What is needed |
In the listing that follows, count the lines holding the word "unfavorable" and report only that number.

───

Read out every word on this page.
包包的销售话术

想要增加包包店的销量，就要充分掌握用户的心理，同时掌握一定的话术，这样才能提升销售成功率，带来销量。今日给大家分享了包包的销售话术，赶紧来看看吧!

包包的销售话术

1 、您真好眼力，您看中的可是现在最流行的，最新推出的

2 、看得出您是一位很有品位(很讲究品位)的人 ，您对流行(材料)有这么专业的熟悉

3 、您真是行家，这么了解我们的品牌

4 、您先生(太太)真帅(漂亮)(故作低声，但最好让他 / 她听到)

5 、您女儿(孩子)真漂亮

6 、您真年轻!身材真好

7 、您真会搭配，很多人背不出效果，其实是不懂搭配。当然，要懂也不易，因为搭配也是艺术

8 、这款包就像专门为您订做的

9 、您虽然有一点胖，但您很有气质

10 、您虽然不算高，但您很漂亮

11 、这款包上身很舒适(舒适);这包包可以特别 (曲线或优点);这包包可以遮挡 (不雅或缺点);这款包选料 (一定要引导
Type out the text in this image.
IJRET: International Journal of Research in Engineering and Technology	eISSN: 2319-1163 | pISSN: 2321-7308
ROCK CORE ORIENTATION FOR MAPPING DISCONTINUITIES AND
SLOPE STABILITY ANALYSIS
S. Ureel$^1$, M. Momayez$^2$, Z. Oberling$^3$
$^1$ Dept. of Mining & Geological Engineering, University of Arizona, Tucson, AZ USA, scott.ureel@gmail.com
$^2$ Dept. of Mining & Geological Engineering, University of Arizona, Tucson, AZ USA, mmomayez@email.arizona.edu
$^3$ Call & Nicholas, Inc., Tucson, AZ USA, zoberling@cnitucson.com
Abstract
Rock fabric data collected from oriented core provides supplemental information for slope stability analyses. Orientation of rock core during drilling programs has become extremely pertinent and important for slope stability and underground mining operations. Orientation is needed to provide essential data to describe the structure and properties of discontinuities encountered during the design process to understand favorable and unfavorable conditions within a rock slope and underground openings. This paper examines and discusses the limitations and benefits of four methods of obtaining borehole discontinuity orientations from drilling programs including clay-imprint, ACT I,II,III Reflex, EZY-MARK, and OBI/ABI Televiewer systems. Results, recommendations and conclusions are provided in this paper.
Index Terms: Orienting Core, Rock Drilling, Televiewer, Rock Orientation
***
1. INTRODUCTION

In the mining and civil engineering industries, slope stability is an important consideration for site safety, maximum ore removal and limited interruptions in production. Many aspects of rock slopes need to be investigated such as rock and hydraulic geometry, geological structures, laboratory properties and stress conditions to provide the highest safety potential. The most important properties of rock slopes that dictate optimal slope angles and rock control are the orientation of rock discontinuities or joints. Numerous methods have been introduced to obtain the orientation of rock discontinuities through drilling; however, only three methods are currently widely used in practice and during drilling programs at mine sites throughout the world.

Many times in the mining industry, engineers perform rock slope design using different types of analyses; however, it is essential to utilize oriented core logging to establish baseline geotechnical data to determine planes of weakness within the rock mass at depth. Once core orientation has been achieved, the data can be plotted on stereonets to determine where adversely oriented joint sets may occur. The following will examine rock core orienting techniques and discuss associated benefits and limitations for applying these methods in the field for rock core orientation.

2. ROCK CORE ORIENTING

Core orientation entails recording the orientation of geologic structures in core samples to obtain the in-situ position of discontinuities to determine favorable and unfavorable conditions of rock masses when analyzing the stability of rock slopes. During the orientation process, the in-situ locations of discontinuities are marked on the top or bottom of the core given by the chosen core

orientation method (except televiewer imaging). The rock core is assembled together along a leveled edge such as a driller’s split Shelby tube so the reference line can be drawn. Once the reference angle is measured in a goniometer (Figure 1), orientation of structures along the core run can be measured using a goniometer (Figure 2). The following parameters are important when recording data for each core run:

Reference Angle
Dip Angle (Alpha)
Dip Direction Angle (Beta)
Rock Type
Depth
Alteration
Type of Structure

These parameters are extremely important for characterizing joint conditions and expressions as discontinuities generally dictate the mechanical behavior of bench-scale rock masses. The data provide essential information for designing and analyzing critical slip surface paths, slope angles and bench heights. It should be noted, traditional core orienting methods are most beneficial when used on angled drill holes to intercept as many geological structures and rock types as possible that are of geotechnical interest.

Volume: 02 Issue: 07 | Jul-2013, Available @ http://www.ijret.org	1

───

Written solution |
2